### Problem
Determine how many of the lines below contain the string "position", treating uppercase and lowercase letters as distinct. Give only the number.

### Entries supplied
## Start

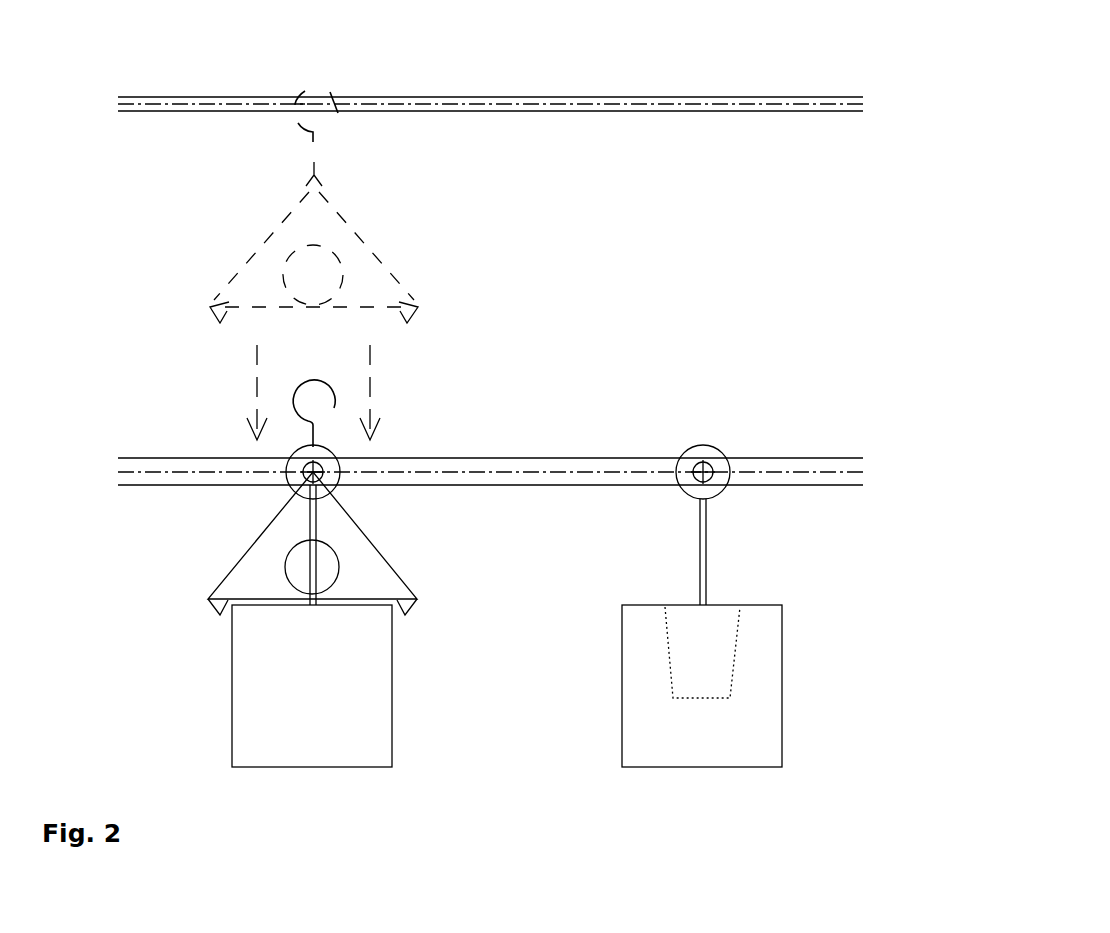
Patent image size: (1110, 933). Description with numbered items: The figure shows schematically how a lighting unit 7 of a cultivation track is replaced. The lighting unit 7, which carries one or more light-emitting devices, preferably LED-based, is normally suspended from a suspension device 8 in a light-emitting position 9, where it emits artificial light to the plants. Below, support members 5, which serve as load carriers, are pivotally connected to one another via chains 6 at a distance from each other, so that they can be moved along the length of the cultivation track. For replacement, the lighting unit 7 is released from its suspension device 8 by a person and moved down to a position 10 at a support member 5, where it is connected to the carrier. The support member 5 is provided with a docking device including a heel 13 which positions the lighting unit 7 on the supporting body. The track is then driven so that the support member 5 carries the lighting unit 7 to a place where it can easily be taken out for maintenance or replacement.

The support member 5 is at (378, 707).
The chain 6 is at (508, 476).
The lighting unit 7 is at (375, 562).
The suspension device 8 is at (475, 104).
The light-emitting position 9 is at (155, 267).
The position at support member 10 is at (178, 640).
The heel 13 is at (218, 613).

## End

### Solution to this task
3